• Material shown:

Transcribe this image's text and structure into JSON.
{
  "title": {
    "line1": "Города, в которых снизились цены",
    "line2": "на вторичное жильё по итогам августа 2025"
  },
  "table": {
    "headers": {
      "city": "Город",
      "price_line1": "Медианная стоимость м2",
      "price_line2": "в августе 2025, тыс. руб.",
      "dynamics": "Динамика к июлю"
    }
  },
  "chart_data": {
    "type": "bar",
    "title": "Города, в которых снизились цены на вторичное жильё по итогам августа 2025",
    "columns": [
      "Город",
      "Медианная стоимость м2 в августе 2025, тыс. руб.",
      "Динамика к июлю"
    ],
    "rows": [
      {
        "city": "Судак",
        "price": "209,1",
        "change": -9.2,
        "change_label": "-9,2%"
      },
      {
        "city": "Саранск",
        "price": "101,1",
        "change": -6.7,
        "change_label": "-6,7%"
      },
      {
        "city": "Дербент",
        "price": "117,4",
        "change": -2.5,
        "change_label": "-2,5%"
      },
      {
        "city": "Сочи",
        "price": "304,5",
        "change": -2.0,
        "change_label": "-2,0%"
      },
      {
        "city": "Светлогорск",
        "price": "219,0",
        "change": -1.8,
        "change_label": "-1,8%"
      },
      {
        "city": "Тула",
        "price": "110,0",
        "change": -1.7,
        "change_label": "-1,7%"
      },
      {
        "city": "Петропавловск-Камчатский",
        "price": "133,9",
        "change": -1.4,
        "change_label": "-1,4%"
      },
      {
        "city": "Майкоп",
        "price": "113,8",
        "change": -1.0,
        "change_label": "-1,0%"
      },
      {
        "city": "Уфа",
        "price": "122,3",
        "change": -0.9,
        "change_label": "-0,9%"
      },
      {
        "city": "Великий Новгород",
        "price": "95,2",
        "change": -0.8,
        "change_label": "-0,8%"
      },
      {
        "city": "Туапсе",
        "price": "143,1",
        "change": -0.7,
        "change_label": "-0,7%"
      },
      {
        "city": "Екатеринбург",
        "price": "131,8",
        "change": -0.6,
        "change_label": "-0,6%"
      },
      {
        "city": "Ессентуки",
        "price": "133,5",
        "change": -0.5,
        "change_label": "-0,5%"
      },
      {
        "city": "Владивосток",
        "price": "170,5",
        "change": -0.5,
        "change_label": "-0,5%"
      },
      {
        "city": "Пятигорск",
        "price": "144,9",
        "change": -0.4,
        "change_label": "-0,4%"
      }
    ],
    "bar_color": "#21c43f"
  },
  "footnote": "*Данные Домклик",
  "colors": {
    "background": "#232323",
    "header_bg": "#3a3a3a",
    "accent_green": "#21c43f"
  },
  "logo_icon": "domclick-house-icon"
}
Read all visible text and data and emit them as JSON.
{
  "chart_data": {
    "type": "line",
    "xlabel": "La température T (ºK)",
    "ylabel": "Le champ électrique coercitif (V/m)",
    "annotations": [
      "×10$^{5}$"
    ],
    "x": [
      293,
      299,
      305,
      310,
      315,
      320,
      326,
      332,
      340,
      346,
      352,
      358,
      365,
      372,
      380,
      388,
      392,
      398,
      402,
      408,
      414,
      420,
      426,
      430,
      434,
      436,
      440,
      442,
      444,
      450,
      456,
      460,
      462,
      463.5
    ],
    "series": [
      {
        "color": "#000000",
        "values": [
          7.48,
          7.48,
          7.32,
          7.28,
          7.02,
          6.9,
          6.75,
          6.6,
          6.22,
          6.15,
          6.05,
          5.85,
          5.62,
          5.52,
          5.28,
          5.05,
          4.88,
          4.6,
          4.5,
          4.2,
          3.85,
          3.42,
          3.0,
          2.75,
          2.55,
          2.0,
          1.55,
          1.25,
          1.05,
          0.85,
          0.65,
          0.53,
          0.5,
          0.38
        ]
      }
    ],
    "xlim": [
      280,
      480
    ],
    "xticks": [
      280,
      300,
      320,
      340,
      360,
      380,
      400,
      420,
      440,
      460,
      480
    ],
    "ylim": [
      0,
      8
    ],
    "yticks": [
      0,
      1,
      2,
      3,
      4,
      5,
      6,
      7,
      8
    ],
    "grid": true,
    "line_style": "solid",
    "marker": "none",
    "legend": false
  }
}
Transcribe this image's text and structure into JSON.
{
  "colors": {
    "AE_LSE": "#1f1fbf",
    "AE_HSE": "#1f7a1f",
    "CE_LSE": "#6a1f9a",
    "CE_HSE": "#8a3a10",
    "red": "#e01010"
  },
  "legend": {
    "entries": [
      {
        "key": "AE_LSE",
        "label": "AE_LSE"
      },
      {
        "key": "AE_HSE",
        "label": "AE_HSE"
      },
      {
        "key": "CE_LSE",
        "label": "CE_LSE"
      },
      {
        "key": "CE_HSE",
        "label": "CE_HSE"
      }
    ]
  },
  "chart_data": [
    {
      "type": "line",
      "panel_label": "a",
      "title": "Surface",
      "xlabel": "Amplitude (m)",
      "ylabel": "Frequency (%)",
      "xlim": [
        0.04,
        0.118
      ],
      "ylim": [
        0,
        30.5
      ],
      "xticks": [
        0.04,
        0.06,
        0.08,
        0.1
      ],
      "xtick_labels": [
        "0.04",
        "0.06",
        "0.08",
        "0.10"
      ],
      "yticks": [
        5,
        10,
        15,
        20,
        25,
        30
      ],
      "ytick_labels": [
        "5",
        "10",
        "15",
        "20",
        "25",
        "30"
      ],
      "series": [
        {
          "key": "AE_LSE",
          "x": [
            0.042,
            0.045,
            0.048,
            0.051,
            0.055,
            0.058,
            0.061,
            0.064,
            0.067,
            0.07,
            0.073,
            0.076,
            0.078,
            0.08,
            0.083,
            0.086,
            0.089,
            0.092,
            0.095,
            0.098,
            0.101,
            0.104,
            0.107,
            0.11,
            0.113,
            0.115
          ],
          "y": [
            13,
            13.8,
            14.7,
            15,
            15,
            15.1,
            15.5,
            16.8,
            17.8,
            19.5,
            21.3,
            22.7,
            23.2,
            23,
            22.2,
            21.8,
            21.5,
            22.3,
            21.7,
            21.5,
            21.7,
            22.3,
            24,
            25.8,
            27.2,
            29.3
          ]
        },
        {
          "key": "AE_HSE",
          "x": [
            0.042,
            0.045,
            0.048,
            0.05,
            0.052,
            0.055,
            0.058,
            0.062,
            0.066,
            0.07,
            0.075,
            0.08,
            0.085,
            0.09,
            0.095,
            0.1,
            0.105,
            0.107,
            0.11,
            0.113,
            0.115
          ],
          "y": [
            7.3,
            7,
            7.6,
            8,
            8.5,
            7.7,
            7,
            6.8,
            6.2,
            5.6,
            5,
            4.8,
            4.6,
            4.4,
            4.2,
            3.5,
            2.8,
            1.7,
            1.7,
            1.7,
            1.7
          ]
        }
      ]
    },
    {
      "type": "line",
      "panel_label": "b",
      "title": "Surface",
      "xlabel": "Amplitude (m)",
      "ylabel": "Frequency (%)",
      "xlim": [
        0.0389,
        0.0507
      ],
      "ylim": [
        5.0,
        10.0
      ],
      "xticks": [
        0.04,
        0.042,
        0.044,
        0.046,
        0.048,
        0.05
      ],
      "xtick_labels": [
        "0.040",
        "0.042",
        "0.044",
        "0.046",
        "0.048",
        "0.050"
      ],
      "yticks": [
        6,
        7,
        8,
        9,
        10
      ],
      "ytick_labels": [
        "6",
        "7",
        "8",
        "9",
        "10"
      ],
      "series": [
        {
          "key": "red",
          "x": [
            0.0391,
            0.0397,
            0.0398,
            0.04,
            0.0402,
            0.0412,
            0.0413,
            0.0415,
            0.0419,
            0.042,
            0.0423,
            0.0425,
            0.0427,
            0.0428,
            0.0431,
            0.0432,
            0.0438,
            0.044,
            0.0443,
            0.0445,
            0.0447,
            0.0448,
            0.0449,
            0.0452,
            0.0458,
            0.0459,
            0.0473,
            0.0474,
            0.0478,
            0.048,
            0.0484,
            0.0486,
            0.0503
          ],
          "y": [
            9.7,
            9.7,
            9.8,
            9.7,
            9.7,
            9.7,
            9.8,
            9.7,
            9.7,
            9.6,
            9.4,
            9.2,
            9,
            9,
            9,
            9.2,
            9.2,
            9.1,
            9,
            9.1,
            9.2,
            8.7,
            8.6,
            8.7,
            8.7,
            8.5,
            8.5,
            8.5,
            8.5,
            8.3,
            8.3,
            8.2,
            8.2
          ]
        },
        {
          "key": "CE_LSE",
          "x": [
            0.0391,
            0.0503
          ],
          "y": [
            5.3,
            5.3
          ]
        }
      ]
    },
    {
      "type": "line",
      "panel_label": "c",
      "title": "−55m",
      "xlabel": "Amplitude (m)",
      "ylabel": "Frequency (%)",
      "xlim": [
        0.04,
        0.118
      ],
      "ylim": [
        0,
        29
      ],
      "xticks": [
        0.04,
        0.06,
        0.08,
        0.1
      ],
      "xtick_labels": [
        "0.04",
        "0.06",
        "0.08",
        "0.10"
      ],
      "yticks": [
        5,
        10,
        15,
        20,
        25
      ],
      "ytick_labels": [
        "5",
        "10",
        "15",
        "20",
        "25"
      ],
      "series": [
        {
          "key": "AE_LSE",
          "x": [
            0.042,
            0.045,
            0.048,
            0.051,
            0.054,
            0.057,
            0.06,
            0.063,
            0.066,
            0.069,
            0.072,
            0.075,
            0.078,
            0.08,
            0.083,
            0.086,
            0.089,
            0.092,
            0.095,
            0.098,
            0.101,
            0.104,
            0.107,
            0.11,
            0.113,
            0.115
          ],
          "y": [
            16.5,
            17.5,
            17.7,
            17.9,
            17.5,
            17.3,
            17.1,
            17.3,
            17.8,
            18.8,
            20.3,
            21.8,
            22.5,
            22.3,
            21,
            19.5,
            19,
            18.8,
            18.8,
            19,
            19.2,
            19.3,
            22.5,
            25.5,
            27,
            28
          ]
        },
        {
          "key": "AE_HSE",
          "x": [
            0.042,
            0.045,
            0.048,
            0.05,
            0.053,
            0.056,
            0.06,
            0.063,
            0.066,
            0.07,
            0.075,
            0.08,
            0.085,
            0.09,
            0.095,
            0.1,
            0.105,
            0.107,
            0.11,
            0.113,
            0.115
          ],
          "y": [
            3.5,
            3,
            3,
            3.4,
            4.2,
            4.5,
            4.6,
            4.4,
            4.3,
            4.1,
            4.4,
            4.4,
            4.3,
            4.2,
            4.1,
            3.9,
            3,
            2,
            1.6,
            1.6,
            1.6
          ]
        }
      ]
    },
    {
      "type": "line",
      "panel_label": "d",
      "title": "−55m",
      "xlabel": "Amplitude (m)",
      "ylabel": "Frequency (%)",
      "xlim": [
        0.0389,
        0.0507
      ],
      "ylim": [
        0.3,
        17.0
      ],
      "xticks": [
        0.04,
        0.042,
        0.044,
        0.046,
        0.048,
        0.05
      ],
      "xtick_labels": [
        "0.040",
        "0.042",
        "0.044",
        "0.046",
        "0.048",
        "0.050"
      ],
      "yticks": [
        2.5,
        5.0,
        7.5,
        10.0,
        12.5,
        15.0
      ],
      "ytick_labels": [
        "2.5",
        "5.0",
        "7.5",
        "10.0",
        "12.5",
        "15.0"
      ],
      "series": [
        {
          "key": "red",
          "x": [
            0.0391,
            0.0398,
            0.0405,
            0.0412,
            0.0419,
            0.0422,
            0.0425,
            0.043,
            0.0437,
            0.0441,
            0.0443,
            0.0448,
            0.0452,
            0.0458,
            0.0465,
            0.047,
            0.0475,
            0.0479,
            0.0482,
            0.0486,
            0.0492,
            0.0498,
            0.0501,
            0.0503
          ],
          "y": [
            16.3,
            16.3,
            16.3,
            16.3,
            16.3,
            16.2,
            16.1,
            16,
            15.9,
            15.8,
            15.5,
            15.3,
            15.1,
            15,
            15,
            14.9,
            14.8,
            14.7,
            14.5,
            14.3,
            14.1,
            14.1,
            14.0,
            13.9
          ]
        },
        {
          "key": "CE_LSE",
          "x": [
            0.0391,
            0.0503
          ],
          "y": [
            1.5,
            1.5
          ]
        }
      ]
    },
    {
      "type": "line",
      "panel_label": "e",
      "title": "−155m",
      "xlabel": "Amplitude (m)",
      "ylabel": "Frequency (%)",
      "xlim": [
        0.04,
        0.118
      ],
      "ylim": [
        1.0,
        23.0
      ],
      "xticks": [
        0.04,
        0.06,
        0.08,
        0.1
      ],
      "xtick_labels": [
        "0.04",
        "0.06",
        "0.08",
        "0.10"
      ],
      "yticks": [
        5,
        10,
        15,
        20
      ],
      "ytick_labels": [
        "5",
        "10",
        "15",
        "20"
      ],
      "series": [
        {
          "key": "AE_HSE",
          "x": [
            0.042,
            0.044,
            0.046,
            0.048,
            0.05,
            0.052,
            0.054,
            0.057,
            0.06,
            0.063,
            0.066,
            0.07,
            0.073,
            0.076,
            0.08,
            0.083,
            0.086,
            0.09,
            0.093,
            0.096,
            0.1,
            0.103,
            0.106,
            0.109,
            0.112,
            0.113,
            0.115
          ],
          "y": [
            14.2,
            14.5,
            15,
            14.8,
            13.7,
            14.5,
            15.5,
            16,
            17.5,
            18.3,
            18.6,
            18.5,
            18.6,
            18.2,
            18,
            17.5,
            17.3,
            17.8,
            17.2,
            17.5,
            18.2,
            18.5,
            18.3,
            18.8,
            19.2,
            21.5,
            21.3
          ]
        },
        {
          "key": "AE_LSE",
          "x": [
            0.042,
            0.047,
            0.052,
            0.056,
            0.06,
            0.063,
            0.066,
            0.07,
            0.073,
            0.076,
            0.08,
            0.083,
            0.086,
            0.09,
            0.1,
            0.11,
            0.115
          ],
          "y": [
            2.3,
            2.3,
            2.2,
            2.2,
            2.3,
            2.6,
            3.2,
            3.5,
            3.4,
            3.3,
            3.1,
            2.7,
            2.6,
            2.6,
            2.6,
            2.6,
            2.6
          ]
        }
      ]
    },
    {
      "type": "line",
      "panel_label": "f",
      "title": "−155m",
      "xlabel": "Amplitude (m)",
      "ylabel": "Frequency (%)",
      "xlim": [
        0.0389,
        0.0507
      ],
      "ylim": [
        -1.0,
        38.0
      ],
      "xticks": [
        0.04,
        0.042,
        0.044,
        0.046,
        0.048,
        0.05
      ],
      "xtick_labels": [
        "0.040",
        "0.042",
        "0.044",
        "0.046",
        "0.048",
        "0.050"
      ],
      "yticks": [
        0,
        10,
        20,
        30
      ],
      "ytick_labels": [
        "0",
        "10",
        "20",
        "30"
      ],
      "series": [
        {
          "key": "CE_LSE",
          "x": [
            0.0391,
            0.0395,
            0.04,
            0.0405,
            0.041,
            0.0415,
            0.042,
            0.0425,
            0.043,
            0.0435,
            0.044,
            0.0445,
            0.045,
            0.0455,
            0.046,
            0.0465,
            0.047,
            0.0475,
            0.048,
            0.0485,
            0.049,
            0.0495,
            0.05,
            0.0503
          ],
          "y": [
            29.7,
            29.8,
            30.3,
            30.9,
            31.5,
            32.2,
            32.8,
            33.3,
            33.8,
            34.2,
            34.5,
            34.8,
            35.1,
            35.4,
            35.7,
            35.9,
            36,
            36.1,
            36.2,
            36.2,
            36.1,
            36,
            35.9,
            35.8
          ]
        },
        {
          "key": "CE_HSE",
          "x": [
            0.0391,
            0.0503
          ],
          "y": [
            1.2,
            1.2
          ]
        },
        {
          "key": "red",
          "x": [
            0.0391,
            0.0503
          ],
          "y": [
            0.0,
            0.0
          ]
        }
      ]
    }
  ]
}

• What the task asks: From the records above, pick out and copy each line holding the word "снизились".

• Finished exercise:
    "line1": "Города, в которых снизились цены",
    "title": "Города, в которых снизились цены на вторичное жильё по итогам августа 2025",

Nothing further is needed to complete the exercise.